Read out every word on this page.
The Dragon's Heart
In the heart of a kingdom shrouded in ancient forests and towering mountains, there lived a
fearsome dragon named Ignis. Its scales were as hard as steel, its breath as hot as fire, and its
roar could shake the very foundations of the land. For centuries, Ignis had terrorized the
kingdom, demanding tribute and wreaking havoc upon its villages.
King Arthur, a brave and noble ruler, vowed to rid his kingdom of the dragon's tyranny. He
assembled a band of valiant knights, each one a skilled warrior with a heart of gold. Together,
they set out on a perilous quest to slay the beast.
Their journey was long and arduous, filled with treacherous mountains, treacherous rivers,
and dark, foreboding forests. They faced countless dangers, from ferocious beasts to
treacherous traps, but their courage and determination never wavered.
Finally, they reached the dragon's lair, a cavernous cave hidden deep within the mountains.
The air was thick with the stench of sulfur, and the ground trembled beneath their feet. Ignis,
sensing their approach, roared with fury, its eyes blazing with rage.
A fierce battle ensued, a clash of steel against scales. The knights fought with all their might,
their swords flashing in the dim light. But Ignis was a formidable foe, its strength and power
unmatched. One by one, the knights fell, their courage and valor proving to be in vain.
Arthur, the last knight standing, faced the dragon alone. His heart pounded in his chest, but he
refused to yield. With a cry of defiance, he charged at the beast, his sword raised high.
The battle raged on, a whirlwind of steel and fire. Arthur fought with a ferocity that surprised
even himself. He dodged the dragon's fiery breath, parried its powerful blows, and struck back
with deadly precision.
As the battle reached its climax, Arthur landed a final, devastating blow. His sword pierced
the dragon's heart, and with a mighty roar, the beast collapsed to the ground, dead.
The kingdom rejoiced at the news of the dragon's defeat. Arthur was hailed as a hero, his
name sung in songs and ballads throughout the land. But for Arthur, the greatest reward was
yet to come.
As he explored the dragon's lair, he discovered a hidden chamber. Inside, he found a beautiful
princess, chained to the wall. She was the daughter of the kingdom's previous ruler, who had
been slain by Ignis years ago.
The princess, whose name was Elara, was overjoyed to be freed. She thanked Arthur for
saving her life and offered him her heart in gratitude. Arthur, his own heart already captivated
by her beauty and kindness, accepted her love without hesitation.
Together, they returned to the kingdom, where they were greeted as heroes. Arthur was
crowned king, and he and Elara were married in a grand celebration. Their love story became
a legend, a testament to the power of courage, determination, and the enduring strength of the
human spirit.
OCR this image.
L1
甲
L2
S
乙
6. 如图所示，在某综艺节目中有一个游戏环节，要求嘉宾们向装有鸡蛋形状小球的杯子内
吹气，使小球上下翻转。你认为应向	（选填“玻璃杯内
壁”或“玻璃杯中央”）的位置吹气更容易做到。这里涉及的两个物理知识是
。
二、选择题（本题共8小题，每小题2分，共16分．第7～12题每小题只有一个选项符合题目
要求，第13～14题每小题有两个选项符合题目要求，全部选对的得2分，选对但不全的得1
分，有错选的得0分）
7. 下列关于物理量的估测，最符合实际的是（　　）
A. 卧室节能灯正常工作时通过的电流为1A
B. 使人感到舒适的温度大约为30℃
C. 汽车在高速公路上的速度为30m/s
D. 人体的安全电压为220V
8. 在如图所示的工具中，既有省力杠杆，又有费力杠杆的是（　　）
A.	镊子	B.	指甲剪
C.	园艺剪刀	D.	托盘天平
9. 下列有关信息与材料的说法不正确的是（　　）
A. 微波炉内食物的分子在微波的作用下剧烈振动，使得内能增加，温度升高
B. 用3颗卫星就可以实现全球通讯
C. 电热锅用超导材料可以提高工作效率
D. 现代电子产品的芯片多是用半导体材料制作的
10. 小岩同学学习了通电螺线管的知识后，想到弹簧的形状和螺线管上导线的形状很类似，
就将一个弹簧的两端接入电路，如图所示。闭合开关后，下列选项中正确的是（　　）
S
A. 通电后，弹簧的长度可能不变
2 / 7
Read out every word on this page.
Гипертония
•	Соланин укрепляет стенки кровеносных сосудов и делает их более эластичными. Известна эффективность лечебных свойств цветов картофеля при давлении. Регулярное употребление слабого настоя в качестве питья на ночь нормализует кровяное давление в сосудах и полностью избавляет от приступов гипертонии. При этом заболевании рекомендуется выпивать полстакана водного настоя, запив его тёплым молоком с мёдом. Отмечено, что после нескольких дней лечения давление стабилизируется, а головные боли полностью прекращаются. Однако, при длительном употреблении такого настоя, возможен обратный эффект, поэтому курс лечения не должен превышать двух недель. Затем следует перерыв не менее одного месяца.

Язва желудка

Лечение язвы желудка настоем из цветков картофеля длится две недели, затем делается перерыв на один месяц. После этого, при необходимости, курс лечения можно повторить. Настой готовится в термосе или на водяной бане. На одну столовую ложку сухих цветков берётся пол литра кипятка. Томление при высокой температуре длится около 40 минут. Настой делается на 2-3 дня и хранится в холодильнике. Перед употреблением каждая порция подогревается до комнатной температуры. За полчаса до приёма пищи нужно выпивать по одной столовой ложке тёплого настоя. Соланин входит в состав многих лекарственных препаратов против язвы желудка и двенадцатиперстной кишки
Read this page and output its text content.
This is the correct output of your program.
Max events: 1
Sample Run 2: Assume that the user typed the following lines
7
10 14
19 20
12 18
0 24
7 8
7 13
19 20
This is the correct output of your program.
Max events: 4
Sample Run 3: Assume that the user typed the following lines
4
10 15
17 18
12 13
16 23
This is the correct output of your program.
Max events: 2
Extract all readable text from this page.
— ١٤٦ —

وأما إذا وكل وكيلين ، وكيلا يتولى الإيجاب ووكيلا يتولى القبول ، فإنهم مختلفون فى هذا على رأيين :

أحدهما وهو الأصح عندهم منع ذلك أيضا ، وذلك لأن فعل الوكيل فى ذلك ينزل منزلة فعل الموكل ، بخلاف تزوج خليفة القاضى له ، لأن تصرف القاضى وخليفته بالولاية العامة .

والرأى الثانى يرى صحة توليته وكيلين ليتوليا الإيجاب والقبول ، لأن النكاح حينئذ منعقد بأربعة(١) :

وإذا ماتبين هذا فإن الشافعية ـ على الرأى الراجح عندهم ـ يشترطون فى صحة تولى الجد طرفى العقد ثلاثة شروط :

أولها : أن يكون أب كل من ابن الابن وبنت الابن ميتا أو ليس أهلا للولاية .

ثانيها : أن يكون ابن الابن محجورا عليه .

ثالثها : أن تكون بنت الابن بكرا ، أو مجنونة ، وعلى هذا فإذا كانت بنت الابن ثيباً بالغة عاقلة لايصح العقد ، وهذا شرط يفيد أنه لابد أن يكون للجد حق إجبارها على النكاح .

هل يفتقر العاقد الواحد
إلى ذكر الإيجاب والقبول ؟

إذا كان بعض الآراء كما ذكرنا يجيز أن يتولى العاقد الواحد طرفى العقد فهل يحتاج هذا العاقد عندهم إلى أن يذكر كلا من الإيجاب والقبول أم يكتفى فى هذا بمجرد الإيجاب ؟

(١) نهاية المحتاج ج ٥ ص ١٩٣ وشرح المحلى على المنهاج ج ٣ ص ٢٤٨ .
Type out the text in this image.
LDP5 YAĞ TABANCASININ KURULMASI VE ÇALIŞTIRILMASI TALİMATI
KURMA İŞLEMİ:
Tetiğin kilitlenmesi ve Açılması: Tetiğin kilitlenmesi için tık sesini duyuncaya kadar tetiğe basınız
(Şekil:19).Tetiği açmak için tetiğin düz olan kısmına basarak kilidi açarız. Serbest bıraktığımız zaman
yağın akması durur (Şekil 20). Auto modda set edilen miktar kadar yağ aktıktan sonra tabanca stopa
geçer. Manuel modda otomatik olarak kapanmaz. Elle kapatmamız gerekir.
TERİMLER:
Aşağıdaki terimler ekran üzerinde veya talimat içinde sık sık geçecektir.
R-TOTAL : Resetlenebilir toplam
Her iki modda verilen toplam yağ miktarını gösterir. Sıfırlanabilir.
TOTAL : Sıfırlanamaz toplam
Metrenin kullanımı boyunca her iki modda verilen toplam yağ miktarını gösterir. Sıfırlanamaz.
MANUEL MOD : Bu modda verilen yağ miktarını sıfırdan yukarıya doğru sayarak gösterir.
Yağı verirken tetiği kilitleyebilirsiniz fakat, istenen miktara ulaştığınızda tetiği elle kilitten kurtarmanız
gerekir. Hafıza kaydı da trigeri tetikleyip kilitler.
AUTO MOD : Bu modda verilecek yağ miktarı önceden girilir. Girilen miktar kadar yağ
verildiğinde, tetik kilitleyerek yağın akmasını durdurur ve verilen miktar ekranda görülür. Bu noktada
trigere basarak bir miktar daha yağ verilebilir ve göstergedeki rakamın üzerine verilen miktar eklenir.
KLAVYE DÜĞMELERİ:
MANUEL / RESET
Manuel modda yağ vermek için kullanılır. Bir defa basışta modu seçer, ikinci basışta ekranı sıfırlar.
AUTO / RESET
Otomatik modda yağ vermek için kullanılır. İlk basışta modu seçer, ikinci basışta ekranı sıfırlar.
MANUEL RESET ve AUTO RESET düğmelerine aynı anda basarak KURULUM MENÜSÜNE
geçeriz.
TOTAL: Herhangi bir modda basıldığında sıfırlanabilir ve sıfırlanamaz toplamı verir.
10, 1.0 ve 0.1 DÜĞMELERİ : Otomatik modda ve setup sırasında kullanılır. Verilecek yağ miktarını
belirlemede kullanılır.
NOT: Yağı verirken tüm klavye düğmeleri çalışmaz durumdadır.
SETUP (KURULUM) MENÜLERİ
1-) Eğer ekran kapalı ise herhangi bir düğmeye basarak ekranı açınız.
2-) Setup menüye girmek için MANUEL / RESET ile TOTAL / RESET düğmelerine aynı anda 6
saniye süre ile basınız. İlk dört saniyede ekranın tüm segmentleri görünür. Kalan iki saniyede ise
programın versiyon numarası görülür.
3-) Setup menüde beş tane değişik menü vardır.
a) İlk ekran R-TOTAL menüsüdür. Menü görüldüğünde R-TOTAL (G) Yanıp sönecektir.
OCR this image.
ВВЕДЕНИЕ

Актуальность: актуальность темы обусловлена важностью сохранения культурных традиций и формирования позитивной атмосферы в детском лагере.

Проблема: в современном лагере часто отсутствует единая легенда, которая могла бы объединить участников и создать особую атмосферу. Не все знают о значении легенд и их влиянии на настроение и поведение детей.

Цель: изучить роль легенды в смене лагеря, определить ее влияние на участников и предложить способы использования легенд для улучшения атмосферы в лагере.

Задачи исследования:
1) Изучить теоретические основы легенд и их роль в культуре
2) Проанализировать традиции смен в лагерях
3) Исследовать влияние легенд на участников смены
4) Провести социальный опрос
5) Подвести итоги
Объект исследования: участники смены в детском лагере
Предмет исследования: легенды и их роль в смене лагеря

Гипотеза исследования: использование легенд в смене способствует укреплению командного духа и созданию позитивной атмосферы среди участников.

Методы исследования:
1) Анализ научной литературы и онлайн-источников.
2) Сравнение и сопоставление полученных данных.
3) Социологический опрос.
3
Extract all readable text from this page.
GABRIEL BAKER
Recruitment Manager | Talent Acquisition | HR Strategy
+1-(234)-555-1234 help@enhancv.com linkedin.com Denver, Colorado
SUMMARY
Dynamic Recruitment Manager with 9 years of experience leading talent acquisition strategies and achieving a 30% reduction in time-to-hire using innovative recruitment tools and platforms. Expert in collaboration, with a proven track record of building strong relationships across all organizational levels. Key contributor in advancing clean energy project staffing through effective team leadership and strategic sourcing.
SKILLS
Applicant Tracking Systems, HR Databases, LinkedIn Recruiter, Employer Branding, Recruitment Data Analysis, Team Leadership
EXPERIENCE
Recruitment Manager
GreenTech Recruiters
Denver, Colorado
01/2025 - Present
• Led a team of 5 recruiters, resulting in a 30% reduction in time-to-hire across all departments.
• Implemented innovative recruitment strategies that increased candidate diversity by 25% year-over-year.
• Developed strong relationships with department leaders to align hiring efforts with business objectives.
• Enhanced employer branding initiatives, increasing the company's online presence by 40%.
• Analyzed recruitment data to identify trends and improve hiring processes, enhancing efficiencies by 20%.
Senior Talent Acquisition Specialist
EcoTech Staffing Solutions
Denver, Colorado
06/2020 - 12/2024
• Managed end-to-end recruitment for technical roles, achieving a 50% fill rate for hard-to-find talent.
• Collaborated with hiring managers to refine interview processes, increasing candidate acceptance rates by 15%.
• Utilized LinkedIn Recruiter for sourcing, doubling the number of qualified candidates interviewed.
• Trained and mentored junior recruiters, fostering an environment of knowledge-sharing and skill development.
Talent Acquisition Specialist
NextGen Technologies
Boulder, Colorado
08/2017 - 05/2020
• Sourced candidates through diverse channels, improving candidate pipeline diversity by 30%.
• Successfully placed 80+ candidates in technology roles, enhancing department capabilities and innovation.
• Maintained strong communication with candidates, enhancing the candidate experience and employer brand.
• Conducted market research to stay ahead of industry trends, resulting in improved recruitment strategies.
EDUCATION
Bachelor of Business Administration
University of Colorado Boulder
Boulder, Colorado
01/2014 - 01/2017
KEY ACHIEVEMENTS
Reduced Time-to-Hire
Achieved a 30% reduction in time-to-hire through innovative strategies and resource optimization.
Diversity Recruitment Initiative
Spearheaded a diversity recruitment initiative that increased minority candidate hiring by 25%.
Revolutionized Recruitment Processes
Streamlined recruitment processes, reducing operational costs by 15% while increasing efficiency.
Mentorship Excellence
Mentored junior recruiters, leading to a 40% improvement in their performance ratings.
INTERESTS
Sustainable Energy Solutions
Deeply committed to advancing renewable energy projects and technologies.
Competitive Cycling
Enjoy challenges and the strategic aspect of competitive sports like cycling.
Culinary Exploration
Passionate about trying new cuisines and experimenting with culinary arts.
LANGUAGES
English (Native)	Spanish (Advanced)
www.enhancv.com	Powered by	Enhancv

--------------------------------------------------

**WHAT YOU HAVE TO DO:**
In the data above, count the lines where the word "ground" appears; reply with the number only.

**OUTPUT:**
2